The problem >>
Collect the lines of the entries where "Date" shows up.

-- start Exercise materials --

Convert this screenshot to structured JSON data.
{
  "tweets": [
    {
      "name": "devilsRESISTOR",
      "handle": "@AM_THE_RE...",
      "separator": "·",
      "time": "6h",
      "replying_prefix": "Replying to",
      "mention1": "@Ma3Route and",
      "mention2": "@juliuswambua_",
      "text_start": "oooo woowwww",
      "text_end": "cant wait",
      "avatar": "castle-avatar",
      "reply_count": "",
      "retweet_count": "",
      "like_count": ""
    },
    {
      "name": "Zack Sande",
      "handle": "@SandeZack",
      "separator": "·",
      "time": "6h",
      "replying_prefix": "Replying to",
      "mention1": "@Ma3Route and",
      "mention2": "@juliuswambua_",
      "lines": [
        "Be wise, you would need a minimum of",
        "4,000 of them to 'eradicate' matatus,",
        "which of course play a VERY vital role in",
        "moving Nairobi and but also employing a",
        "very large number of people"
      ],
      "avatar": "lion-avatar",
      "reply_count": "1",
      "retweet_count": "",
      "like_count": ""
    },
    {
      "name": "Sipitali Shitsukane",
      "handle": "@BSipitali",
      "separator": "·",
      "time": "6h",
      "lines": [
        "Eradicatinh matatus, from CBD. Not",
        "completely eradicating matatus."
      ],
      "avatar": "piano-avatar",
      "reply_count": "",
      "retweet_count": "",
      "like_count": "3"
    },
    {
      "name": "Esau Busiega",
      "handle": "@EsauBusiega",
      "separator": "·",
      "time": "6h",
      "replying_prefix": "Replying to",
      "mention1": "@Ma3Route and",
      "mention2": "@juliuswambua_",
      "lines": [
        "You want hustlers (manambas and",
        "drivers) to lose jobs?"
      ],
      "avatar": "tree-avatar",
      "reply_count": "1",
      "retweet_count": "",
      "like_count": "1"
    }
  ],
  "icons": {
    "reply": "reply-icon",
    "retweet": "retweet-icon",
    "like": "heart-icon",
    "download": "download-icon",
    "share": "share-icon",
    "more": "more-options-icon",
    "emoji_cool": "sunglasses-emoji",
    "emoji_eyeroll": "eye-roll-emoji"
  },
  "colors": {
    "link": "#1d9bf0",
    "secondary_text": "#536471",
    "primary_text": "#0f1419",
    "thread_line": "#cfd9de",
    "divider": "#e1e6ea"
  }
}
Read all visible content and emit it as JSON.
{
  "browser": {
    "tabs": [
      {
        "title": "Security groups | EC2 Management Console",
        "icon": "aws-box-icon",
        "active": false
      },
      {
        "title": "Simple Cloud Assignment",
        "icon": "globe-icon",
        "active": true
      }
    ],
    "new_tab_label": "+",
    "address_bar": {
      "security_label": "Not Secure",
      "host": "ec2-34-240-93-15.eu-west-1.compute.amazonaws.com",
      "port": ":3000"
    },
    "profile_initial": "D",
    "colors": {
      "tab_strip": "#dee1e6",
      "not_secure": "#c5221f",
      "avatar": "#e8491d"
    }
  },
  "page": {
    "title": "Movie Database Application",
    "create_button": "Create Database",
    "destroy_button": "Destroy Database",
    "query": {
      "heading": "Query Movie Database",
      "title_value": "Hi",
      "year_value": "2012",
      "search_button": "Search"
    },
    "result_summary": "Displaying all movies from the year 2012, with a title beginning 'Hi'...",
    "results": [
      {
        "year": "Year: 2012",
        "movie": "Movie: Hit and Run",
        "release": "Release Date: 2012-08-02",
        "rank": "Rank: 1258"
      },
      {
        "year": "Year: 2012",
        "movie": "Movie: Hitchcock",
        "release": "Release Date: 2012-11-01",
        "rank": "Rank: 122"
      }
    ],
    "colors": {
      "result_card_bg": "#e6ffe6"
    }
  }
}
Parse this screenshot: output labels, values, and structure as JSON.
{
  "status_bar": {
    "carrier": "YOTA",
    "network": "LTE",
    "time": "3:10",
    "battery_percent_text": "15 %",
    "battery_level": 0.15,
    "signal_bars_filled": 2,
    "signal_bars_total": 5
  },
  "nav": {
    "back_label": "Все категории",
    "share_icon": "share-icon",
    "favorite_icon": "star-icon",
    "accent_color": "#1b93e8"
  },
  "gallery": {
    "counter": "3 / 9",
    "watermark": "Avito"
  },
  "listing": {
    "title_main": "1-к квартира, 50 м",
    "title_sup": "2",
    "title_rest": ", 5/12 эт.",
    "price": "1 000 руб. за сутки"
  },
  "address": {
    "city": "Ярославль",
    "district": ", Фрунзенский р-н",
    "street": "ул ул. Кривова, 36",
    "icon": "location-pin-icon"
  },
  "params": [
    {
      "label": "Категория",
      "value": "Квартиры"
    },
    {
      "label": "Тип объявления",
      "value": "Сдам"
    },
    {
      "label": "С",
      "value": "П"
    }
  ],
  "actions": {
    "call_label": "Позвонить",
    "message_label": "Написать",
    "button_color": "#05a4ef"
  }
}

-- end Exercise materials --

Answer to this task >>
        "release": "Release Date: 2012-08-02",
        "release": "Release Date: 2012-11-01",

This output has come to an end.